▶ [Goal] Determine the number of lines where "highlight" occurs and reply with that number by itself.

▶ [Records for this exercise]

********

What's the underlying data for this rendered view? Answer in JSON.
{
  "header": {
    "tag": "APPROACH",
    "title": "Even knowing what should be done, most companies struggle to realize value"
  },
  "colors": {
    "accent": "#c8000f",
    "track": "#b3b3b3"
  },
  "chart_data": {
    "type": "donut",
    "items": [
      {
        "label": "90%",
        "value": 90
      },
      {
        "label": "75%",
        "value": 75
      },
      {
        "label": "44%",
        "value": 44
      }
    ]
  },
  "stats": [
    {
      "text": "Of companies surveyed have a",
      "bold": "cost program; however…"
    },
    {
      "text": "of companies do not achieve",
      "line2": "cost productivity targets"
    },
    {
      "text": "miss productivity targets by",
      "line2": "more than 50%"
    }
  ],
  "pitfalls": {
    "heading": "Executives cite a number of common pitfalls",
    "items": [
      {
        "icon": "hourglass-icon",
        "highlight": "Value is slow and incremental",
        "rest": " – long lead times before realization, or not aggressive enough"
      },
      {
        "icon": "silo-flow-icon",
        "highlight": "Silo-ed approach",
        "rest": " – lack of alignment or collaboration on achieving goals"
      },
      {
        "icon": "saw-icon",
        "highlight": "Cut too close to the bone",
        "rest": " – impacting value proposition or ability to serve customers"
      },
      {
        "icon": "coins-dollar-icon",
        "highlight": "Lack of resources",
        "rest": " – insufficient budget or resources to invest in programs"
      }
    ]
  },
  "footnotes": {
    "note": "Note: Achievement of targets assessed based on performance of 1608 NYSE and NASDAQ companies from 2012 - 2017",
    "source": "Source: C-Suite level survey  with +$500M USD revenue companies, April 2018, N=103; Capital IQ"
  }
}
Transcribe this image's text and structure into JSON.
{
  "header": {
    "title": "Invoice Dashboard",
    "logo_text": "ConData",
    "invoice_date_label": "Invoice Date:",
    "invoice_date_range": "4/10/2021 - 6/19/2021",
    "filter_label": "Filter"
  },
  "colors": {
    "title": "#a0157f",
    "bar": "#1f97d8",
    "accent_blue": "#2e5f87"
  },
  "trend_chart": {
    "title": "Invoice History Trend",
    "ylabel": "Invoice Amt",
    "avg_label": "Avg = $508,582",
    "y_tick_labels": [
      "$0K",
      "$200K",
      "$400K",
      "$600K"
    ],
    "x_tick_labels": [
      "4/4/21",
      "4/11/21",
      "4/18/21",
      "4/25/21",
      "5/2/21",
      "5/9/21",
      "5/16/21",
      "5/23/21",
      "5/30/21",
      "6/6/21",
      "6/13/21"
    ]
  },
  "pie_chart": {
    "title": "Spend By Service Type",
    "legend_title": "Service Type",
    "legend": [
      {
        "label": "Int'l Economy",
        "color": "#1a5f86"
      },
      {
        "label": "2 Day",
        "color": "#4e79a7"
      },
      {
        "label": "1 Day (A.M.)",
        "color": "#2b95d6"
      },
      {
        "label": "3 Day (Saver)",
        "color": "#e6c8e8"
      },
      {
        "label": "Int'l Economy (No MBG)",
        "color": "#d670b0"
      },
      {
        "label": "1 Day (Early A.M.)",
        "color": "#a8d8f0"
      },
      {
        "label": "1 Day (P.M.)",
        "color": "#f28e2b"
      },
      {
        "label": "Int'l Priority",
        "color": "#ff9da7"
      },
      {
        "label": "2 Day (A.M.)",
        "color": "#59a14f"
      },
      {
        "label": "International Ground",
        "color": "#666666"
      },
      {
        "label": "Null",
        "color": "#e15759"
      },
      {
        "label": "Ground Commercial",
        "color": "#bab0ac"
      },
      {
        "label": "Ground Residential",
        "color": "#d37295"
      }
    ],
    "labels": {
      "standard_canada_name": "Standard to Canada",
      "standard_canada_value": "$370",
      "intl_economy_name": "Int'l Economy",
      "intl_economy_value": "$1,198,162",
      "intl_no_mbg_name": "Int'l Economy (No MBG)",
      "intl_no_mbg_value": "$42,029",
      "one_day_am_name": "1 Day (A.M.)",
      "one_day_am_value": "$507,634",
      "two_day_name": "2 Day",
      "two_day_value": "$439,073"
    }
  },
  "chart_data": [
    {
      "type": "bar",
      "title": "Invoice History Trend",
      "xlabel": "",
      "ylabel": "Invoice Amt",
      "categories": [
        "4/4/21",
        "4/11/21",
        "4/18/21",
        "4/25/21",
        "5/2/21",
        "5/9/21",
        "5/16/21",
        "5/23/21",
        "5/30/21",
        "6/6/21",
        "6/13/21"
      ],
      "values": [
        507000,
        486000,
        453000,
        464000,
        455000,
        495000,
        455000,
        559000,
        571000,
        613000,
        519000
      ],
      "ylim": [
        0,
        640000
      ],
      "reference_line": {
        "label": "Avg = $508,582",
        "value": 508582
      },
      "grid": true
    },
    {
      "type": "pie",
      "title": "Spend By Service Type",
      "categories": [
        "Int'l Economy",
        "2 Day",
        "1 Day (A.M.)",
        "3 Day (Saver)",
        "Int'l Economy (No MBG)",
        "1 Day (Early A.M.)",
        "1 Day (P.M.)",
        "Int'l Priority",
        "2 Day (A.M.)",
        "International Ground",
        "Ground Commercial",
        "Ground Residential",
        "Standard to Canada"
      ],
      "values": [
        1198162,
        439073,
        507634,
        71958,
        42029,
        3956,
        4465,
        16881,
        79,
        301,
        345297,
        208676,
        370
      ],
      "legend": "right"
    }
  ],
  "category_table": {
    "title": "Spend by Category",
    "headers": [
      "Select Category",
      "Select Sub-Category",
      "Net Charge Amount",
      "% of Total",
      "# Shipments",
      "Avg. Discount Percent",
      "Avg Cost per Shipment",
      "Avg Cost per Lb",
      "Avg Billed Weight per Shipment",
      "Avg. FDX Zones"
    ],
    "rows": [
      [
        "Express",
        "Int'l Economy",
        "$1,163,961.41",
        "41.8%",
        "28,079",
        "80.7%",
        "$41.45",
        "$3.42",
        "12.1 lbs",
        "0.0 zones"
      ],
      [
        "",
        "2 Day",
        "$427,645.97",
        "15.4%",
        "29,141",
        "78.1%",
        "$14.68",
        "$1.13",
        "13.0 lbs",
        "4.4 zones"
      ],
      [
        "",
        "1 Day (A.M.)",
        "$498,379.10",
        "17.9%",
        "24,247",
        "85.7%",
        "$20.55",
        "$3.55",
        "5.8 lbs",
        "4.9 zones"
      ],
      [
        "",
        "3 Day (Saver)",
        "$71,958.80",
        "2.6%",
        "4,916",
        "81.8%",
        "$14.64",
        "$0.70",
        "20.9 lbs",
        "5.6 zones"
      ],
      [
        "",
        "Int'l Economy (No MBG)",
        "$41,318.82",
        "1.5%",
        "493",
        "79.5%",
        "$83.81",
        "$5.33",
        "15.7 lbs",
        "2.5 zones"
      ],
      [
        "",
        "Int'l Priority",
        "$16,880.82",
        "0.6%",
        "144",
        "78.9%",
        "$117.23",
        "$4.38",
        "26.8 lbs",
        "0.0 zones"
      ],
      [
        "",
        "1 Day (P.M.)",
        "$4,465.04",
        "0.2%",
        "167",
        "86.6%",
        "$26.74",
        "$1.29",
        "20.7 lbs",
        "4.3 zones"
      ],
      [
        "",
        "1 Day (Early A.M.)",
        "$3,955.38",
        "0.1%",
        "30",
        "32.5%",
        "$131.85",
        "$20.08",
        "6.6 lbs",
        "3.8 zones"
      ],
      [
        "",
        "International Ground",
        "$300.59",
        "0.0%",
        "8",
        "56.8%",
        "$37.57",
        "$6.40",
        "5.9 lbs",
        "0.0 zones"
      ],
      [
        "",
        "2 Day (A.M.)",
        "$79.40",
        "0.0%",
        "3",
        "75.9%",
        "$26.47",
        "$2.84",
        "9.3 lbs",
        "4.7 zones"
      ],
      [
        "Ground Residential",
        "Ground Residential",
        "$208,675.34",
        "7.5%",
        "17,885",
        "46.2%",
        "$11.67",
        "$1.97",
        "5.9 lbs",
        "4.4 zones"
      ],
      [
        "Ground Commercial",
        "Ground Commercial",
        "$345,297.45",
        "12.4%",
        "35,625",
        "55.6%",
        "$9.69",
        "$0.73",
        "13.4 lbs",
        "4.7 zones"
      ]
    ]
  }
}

********

▶ [Completed task] 4